**DESCRIPTION OF THE TASK:** Write out the material exactly, with the pictures left out.

Start of DATA ENTRIES

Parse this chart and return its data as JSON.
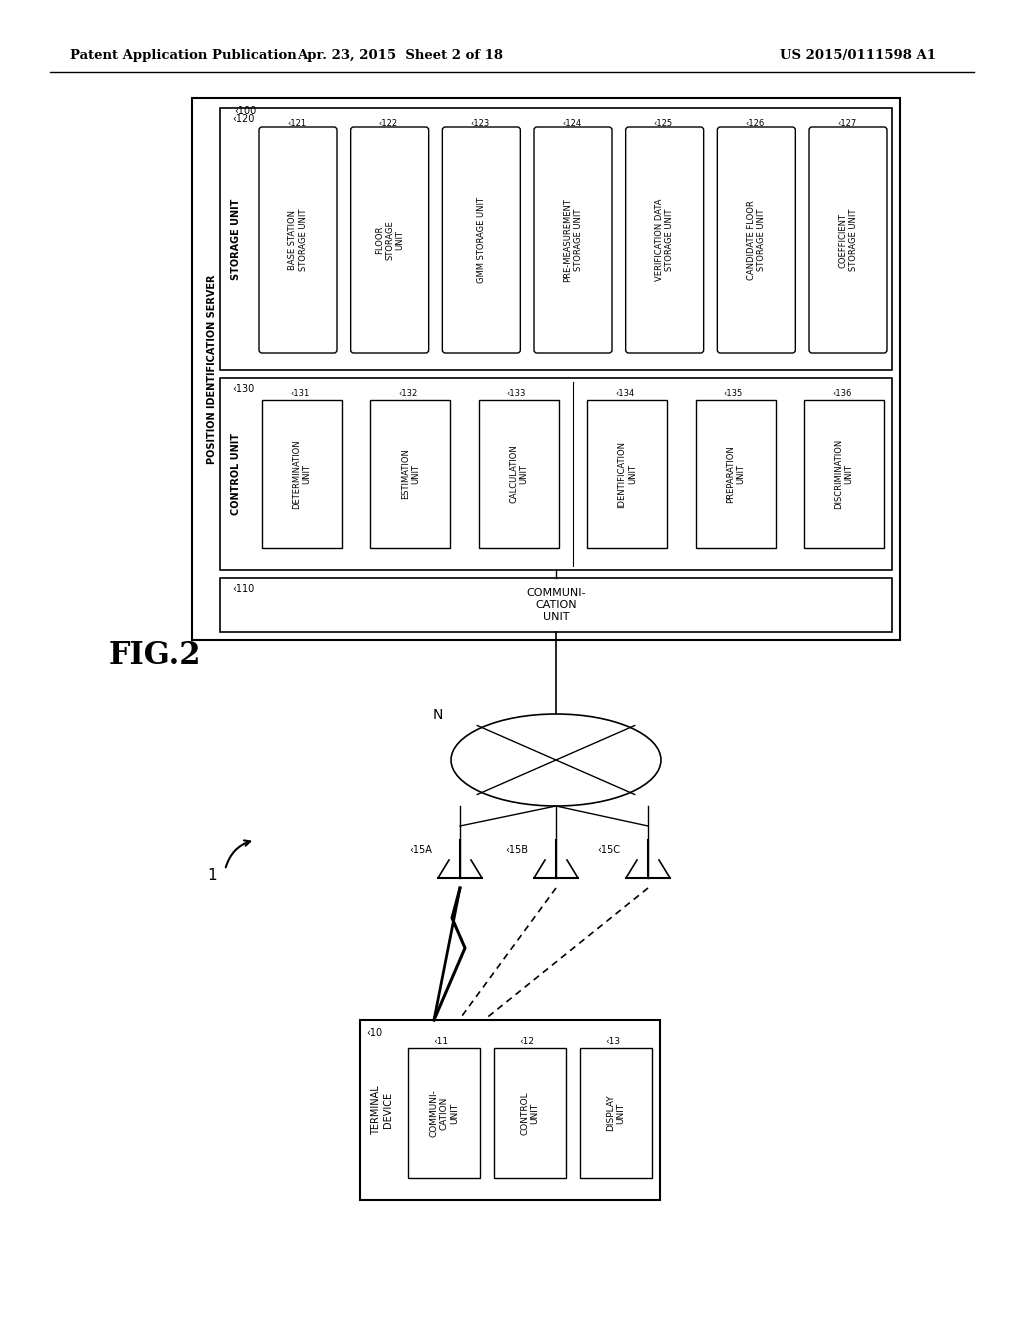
{
  "header_left": "Patent Application Publication",
  "header_mid": "Apr. 23, 2015  Sheet 2 of 18",
  "header_right": "US 2015/0111598 A1",
  "fig_label": "FIG.2",
  "server_label": "POSITION IDENTIFICATION SERVER",
  "server_ref": "‹100",
  "storage_unit_label": "STORAGE UNIT",
  "storage_ref": "‹120",
  "control_unit_label": "CONTROL UNIT",
  "control_ref": "‹130",
  "comm_unit_ref": "‹110",
  "comm_unit_text": "COMMUNI-\nCATION\nUNIT",
  "storage_boxes": [
    {
      "ref": "‹121",
      "label": "BASE STATION\nSTORAGE UNIT"
    },
    {
      "ref": "‹122",
      "label": "FLOOR\nSTORAGE\nUNIT"
    },
    {
      "ref": "‹123",
      "label": "GMM STORAGE UNIT"
    },
    {
      "ref": "‹124",
      "label": "PRE-MEASUREMENT\nSTORAGE UNIT"
    },
    {
      "ref": "‹125",
      "label": "VERIFICATION DATA\nSTORAGE UNIT"
    },
    {
      "ref": "‹126",
      "label": "CANDIDATE FLOOR\nSTORAGE UNIT"
    },
    {
      "ref": "‹127",
      "label": "COEFFICIENT\nSTORAGE UNIT"
    }
  ],
  "control_boxes": [
    {
      "ref": "‹131",
      "label": "DETERMINATION\nUNIT"
    },
    {
      "ref": "‹132",
      "label": "ESTIMATION\nUNIT"
    },
    {
      "ref": "‹133",
      "label": "CALCULATION\nUNIT"
    },
    {
      "ref": "‹134",
      "label": "IDENTIFICATION\nUNIT"
    },
    {
      "ref": "‹135",
      "label": "PREPARATION\nUNIT"
    },
    {
      "ref": "‹136",
      "label": "DISCRIMINATION\nUNIT"
    }
  ],
  "network_label": "N",
  "bs_refs": [
    "‹15A",
    "‹15B",
    "‹15C"
  ],
  "terminal_ref": "‹10",
  "terminal_label": "TERMINAL\nDEVICE",
  "terminal_boxes": [
    {
      "ref": "‹11",
      "label": "COMMUNI-\nCATION\nUNIT"
    },
    {
      "ref": "‹12",
      "label": "CONTROL\nUNIT"
    },
    {
      "ref": "‹13",
      "label": "DISPLAY\nUNIT"
    }
  ],
  "system_ref": "1"
}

End of DATA ENTRIES

**REPLY TO THE TASK:**
Parse this chart and return its data as JSON.
{
  "header_left": "Patent Application Publication",
  "header_mid": "Apr. 23, 2015  Sheet 2 of 18",
  "header_right": "US 2015/0111598 A1",
  "fig_label": "FIG.2",
  "server_label": "POSITION IDENTIFICATION SERVER",
  "server_ref": "‹100",
  "storage_unit_label": "STORAGE UNIT",
  "storage_ref": "‹120",
  "control_unit_label": "CONTROL UNIT",
  "control_ref": "‹130",
  "comm_unit_ref": "‹110",
  "comm_unit_text": "COMMUNI-\nCATION\nUNIT",
  "storage_boxes": [
    {
      "ref": "‹121",
      "label": "BASE STATION\nSTORAGE UNIT"
    },
    {
      "ref": "‹122",
      "label": "FLOOR\nSTORAGE\nUNIT"
    },
    {
      "ref": "‹123",
      "label": "GMM STORAGE UNIT"
    },
    {
      "ref": "‹124",
      "label": "PRE-MEASUREMENT\nSTORAGE UNIT"
    },
    {
      "ref": "‹125",
      "label": "VERIFICATION DATA\nSTORAGE UNIT"
    },
    {
      "ref": "‹126",
      "label": "CANDIDATE FLOOR\nSTORAGE UNIT"
    },
    {
      "ref": "‹127",
      "label": "COEFFICIENT\nSTORAGE UNIT"
    }
  ],
  "control_boxes": [
    {
      "ref": "‹131",
      "label": "DETERMINATION\nUNIT"
    },
    {
      "ref": "‹132",
      "label": "ESTIMATION\nUNIT"
    },
    {
      "ref": "‹133",
      "label": "CALCULATION\nUNIT"
    },
    {
      "ref": "‹134",
      "label": "IDENTIFICATION\nUNIT"
    },
    {
      "ref": "‹135",
      "label": "PREPARATION\nUNIT"
    },
    {
      "ref": "‹136",
      "label": "DISCRIMINATION\nUNIT"
    }
  ],
  "network_label": "N",
  "bs_refs": [
    "‹15A",
    "‹15B",
    "‹15C"
  ],
  "terminal_ref": "‹10",
  "terminal_label": "TERMINAL\nDEVICE",
  "terminal_boxes": [
    {
      "ref": "‹11",
      "label": "COMMUNI-\nCATION\nUNIT"
    },
    {
      "ref": "‹12",
      "label": "CONTROL\nUNIT"
    },
    {
      "ref": "‹13",
      "label": "DISPLAY\nUNIT"
    }
  ],
  "system_ref": "1"
}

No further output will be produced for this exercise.